Count the lines in the records below that contain the word "hold", and reply with only that number.

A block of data
········

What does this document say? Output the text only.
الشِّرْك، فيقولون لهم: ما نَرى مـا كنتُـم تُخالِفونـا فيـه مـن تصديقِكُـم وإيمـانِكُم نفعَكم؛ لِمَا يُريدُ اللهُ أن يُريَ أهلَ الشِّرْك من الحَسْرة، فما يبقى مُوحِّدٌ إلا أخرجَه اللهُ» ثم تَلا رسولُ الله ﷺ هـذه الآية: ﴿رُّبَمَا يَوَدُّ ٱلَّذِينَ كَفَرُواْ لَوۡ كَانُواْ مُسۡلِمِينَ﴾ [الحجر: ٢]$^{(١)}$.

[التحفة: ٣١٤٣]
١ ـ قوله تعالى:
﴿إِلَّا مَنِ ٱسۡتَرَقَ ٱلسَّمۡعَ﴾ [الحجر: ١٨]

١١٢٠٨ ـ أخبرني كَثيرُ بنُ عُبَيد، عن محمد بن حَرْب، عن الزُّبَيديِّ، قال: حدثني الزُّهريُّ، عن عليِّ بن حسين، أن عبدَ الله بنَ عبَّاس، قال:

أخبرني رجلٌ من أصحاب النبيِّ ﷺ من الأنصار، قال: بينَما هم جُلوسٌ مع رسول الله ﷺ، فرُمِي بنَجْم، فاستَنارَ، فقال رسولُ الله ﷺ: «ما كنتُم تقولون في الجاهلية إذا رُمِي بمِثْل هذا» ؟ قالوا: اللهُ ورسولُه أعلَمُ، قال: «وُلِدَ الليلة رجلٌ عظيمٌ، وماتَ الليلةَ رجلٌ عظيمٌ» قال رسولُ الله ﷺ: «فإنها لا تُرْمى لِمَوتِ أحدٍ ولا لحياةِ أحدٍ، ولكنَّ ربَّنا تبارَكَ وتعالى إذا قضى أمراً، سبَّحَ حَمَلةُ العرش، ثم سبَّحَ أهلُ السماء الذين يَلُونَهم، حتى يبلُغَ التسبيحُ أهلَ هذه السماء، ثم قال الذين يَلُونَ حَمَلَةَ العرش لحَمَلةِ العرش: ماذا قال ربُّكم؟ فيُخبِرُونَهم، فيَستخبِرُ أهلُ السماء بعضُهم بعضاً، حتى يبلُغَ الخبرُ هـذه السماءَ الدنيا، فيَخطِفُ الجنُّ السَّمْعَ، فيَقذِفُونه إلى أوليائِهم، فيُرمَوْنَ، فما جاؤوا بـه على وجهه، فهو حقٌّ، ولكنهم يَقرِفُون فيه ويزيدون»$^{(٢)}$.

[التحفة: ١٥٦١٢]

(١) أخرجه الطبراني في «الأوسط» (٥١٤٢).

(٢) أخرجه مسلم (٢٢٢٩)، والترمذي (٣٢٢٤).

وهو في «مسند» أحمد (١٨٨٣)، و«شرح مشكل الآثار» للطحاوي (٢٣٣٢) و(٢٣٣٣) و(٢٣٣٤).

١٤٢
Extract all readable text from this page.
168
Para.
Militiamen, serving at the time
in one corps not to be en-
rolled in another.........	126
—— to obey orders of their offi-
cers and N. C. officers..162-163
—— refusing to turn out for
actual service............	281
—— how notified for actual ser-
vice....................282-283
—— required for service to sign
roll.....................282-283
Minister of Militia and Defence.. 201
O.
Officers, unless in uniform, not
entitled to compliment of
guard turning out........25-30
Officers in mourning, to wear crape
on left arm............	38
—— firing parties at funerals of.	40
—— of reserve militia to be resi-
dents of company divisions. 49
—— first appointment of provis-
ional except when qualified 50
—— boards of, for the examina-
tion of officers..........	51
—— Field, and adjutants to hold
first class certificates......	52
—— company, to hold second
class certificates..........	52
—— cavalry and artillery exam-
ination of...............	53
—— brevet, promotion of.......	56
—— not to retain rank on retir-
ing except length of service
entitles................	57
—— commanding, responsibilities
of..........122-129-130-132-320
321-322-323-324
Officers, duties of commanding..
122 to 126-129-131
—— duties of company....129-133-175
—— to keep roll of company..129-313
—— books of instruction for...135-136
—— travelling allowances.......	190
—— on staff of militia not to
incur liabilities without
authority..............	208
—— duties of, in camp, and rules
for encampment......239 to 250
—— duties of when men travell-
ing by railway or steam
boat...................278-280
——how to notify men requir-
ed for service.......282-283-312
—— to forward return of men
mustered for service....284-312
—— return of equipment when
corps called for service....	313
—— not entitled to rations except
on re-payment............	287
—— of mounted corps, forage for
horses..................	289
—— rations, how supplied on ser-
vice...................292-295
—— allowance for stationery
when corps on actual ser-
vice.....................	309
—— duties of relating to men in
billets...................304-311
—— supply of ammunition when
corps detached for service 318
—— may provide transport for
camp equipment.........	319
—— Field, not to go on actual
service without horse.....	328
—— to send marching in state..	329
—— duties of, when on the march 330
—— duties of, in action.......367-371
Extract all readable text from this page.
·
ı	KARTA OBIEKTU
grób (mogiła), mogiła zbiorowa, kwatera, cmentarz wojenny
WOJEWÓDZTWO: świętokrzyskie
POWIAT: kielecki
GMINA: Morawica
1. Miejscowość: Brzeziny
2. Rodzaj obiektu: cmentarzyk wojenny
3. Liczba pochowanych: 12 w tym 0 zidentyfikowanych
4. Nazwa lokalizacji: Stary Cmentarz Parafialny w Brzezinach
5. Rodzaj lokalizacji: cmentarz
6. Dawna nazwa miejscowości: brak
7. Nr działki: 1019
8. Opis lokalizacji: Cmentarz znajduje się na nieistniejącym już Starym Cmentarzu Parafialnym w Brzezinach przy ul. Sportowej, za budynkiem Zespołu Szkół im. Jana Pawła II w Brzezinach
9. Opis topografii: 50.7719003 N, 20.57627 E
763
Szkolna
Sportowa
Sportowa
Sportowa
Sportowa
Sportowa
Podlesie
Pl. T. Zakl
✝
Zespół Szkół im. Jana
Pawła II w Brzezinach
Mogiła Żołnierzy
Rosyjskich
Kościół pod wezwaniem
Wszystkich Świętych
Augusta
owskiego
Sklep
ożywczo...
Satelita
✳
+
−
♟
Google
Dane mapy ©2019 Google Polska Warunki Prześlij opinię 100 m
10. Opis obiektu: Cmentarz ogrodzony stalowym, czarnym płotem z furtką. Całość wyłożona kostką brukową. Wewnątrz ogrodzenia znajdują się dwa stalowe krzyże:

········

Written answer: 2